Find all the lines with "ГЕОДЕЗИЯ" and gather them.

Working data start

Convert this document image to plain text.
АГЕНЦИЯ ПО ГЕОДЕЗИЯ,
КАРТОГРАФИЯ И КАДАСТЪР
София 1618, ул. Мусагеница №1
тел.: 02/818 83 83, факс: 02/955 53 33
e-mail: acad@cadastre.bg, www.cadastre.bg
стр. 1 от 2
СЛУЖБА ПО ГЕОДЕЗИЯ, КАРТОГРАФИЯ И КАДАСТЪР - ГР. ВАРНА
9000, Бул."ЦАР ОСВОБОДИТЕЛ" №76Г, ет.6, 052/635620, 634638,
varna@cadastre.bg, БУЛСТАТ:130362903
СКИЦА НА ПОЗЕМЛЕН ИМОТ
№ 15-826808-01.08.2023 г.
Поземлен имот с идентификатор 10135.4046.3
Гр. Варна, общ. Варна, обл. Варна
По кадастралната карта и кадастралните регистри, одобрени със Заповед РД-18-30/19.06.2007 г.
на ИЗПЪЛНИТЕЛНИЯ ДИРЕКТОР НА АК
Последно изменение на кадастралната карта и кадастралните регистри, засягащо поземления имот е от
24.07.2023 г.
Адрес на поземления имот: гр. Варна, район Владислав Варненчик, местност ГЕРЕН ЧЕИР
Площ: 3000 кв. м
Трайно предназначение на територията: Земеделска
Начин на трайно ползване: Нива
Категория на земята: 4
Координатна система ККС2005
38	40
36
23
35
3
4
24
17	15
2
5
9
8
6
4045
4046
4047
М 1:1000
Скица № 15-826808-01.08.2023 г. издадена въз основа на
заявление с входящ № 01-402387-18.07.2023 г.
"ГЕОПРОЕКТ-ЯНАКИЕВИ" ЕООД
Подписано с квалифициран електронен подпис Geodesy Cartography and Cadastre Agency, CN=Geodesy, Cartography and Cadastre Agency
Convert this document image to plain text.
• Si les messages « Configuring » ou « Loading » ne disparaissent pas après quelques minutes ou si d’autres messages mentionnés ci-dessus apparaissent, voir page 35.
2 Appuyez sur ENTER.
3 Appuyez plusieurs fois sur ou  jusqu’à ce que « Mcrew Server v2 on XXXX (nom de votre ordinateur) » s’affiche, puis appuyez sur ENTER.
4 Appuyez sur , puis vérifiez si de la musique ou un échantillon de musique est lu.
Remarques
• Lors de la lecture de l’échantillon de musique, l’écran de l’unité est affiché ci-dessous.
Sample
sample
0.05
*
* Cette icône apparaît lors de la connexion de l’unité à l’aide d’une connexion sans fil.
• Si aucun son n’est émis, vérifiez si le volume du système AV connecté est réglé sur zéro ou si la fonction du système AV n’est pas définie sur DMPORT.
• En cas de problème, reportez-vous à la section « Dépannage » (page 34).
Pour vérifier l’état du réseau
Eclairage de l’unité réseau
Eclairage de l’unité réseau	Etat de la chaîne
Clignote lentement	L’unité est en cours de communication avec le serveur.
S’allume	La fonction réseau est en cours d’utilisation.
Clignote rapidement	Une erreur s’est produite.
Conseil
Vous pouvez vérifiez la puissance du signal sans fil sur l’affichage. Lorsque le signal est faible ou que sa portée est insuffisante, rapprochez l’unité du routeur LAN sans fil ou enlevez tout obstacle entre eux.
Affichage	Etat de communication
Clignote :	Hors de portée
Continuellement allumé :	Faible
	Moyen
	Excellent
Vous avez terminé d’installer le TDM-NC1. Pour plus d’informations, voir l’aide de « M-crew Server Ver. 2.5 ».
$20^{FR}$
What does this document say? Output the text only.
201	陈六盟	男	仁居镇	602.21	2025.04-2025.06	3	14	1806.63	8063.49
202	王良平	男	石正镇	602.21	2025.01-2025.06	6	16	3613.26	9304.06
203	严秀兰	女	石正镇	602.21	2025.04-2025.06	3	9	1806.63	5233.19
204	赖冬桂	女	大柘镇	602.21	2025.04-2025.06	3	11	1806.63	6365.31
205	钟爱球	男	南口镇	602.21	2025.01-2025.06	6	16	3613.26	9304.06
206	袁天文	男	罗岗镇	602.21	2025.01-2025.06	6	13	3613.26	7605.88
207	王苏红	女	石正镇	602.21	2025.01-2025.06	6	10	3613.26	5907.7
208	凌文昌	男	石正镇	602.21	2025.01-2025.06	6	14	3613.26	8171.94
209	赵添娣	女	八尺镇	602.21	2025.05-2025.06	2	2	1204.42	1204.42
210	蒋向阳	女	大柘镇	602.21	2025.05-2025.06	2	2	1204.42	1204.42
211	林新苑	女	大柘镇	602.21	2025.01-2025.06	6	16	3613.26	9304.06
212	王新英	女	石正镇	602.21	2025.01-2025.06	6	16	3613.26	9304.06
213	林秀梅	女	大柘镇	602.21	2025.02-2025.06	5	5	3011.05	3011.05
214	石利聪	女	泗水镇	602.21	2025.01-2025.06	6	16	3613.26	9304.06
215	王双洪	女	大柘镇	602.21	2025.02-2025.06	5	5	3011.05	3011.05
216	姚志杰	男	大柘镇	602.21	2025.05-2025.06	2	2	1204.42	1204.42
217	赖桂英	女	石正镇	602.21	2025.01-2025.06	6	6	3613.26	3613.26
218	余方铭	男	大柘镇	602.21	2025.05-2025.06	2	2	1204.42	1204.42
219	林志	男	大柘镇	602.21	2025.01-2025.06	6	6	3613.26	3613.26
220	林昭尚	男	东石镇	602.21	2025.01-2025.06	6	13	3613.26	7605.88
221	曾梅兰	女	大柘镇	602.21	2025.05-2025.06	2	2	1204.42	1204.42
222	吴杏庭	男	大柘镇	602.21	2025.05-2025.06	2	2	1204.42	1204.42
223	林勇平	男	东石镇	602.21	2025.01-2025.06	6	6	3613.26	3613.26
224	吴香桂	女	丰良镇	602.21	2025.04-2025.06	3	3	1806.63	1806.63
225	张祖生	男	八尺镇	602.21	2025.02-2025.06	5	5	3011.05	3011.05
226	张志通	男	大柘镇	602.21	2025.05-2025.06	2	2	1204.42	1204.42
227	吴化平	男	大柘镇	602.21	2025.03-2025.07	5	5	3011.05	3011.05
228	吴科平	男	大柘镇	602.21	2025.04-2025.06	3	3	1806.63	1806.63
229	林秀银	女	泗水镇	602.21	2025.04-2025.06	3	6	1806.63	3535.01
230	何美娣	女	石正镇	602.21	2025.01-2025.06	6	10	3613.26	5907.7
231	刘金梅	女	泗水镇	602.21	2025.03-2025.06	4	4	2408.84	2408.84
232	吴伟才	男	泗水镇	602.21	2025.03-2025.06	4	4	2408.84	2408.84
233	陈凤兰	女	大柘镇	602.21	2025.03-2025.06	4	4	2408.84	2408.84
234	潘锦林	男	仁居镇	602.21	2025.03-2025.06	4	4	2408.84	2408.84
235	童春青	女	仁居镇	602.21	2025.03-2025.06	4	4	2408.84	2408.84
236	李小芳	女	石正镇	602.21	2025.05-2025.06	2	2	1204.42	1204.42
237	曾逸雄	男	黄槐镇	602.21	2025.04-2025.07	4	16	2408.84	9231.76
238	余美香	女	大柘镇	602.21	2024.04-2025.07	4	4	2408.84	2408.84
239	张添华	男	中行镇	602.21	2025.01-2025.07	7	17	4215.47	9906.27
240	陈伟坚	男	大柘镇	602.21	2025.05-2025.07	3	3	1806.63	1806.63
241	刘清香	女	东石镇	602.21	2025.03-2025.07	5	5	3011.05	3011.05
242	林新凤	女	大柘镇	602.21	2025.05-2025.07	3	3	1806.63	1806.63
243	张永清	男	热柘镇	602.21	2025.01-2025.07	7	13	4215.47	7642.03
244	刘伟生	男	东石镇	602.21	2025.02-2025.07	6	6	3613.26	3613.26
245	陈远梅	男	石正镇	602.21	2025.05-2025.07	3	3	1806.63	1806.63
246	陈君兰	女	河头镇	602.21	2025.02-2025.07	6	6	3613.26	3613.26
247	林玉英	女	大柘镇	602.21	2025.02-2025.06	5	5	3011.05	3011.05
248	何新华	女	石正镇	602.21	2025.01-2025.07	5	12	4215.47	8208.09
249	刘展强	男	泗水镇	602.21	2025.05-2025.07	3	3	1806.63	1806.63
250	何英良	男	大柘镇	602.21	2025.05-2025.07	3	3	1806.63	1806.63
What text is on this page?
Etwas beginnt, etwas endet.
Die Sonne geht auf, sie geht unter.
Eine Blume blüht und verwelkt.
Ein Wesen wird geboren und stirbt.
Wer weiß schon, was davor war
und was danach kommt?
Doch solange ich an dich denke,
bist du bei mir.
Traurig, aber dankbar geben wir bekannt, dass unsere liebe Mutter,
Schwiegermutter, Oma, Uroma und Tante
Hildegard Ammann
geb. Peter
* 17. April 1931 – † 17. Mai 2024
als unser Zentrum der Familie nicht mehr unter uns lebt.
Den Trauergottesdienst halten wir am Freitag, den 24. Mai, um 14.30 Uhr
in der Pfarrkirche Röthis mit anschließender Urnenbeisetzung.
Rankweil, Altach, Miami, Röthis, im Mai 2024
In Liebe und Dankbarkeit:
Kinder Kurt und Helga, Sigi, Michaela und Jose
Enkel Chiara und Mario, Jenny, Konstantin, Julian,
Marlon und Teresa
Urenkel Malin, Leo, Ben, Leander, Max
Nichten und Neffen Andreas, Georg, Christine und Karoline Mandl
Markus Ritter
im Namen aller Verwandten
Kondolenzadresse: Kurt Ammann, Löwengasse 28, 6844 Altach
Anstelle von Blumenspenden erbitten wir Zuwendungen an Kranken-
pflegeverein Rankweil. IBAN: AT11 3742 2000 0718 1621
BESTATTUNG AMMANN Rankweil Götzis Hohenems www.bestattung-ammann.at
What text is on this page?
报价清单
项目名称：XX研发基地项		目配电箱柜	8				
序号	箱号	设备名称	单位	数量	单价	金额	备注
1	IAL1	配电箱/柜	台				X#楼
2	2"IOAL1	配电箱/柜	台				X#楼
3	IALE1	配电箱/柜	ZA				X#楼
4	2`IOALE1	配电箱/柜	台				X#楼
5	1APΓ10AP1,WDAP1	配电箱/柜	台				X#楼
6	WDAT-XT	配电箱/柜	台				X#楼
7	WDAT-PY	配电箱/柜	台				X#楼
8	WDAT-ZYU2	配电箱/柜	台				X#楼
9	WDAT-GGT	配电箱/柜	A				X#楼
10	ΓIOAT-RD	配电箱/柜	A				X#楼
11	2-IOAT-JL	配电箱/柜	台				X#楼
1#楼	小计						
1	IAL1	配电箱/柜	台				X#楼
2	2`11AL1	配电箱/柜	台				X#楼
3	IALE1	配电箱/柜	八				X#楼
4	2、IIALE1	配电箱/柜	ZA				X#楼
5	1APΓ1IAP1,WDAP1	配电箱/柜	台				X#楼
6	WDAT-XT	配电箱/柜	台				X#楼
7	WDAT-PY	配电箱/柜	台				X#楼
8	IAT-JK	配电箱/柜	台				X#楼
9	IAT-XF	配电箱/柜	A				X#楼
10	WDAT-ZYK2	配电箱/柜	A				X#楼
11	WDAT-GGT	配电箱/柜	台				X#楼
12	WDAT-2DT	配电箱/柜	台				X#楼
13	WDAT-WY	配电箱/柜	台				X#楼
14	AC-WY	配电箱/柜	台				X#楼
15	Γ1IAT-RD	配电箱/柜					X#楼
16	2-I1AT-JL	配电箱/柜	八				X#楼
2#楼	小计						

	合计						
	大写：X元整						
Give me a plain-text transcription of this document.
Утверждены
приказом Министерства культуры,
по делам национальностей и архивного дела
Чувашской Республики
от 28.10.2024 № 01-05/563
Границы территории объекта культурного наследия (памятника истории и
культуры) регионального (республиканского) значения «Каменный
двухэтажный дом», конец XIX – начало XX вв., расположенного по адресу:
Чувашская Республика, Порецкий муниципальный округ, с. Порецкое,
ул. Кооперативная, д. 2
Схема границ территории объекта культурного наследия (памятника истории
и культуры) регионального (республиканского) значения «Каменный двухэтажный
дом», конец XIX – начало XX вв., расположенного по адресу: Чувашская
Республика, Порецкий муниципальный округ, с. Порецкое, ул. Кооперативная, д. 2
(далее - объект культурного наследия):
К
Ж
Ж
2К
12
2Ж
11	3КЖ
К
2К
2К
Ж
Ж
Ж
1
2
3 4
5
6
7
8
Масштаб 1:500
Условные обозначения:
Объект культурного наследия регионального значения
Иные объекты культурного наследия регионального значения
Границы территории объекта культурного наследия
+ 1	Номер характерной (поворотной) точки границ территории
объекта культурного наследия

Working data end

Worked solution »
АГЕНЦИЯ ПО ГЕОДЕЗИЯ,
СЛУЖБА ПО ГЕОДЕЗИЯ, КАРТОГРАФИЯ И КАДАСТЪР - ГР. ВАРНА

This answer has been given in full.